### TASK GOAL
Select each line where the word "CETOP" appears.

### LISTING
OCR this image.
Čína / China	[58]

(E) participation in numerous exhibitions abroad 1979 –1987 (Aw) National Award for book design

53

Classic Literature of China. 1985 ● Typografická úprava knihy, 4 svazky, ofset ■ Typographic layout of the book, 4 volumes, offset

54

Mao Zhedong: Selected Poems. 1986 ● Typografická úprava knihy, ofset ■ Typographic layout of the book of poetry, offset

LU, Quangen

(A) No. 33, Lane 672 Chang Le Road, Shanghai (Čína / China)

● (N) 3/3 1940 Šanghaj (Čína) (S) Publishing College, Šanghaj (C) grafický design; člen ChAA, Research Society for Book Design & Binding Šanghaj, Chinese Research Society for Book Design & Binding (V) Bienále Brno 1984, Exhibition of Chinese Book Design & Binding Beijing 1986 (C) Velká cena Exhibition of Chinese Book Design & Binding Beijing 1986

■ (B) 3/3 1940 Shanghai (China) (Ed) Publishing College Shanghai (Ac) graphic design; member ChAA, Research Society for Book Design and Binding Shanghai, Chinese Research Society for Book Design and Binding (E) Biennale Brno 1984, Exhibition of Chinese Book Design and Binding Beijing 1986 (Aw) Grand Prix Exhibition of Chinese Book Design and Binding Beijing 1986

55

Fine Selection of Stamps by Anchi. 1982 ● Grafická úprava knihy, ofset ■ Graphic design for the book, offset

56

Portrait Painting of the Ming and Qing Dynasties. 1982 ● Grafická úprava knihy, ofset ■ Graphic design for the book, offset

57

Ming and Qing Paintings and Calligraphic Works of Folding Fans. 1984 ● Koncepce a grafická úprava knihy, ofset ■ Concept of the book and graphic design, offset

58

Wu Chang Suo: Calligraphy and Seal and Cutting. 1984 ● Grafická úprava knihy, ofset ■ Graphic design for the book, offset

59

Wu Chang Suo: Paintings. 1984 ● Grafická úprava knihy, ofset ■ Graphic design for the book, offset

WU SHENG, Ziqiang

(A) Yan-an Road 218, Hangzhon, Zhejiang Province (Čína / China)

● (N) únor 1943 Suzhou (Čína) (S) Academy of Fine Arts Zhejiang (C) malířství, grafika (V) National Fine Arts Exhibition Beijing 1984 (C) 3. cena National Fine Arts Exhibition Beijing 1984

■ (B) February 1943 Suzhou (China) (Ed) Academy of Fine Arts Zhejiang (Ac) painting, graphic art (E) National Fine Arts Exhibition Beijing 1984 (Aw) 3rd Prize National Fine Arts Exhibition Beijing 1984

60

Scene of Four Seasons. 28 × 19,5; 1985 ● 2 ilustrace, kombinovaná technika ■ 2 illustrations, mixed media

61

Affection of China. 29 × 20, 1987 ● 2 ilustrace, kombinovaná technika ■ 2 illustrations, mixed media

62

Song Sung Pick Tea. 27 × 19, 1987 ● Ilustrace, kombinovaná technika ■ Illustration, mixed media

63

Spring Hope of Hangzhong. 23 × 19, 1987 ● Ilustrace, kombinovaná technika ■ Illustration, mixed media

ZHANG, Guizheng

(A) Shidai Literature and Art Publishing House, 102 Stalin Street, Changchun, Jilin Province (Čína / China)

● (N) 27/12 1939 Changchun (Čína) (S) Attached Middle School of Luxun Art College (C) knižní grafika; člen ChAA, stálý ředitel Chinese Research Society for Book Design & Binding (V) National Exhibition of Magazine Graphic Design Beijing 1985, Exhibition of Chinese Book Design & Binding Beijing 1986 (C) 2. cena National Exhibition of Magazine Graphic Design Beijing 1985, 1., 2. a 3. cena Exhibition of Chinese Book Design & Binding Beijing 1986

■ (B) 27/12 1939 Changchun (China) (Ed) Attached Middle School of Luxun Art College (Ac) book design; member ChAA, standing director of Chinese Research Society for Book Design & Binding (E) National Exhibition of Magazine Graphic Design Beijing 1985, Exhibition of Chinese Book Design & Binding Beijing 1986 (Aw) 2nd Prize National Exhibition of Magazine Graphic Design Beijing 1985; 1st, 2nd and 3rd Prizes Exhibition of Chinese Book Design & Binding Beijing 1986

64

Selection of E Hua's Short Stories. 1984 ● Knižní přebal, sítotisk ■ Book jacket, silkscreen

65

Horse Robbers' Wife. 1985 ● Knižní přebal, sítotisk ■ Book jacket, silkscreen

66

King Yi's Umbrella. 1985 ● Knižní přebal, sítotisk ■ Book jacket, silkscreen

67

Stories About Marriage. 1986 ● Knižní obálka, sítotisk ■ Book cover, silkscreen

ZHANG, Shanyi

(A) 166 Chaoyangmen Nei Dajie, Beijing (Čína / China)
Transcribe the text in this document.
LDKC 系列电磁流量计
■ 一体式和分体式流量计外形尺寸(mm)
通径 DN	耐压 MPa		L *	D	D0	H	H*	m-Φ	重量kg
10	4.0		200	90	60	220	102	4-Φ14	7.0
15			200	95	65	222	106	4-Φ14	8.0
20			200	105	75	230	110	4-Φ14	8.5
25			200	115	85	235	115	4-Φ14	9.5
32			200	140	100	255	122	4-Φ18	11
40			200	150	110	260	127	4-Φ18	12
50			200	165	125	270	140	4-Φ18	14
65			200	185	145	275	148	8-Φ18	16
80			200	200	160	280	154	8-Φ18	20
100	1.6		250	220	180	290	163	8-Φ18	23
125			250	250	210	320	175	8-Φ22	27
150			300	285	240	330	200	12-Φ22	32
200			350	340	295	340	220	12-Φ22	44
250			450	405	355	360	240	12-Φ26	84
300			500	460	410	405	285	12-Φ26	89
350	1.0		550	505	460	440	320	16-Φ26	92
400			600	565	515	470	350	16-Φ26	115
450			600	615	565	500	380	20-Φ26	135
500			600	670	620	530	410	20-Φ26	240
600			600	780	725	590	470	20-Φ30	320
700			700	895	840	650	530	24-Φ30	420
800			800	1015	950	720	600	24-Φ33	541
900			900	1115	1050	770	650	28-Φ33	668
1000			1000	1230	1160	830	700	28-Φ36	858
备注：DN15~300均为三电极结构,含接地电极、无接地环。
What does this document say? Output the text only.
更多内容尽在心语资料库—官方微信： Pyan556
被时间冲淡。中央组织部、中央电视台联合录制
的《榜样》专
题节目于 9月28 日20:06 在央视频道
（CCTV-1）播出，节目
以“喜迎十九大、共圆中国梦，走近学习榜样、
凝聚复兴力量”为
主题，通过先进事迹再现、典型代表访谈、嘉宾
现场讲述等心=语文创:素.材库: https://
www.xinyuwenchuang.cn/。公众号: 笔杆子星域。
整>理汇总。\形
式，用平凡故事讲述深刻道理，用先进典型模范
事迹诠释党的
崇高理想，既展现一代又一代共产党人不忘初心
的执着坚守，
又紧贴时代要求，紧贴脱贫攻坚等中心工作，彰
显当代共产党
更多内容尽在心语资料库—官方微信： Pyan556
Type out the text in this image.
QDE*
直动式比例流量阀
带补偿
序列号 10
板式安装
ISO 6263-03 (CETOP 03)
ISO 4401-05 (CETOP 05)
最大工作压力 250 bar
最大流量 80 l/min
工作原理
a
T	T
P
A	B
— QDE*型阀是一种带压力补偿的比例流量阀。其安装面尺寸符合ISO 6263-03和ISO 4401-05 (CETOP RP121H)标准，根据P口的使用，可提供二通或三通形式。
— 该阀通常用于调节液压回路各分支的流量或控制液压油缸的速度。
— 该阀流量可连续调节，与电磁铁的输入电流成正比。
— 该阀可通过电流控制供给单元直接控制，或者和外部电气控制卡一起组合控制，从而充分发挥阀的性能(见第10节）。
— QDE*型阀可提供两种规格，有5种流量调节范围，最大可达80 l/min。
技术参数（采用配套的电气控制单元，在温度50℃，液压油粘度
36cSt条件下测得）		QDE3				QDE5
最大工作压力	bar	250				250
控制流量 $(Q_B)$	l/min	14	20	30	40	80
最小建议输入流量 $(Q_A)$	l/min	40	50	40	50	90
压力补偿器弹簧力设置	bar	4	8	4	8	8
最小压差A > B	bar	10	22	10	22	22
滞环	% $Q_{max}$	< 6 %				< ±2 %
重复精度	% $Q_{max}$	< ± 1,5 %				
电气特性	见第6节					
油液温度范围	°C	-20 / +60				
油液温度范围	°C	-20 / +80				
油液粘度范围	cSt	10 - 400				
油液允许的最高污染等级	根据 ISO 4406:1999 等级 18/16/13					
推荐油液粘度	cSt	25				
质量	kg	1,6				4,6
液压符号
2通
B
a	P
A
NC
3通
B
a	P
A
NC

### FINISHED ANSWER
ISO 6263-03 (CETOP 03)
ISO 4401-05 (CETOP 05)
— QDE*型阀是一种带压力补偿的比例流量阀。其安装面尺寸符合ISO 6263-03和ISO 4401-05 (CETOP RP121H)标准，根据P口的使用，可提供二通或三通形式。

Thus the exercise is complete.